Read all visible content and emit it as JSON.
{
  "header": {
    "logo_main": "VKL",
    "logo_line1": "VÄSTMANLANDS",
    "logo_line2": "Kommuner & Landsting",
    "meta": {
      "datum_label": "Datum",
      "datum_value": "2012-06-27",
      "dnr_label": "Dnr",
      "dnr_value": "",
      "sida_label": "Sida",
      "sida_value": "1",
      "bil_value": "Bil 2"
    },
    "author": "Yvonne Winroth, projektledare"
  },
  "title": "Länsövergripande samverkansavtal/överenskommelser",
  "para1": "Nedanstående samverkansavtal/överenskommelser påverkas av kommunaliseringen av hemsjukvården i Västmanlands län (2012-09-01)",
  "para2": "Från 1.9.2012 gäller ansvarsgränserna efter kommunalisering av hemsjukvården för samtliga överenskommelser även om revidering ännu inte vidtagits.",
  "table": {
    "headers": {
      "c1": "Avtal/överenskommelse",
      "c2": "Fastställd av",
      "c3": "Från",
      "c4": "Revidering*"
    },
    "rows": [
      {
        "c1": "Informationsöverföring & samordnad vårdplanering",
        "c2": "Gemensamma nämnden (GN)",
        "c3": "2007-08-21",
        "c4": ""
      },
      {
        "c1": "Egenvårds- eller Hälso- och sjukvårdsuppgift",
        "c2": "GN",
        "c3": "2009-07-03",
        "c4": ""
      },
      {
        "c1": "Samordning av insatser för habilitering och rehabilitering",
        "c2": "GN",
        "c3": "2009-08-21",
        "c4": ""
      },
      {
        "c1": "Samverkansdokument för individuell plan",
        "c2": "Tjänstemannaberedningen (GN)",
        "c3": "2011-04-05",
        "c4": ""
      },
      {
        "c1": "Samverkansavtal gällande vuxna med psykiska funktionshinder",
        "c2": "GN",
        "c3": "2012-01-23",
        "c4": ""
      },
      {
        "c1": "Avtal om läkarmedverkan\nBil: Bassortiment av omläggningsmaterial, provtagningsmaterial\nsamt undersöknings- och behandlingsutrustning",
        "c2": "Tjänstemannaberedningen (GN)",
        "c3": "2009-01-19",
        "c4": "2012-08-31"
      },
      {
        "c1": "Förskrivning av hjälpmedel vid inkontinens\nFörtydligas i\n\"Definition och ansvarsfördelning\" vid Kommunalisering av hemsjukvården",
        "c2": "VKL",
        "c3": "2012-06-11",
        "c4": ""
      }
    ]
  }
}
━━━
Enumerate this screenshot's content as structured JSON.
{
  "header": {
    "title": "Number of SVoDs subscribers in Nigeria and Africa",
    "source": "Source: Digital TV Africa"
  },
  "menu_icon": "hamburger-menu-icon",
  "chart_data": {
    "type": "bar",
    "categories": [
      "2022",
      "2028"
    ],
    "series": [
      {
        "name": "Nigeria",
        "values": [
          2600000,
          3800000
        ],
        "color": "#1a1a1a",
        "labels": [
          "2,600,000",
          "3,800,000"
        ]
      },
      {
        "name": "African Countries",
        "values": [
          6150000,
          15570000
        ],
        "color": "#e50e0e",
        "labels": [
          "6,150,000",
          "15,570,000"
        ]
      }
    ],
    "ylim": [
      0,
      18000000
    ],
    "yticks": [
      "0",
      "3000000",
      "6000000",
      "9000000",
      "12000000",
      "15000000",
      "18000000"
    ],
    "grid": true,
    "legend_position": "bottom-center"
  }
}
━━━
### TASK REQUIREMENTS
Read through the entries and copy each line in which "JSON" appears.

### COMPLETE RESPONSE
Read all visible content and emit it as JSON.
Enumerate this screenshot's content as structured JSON.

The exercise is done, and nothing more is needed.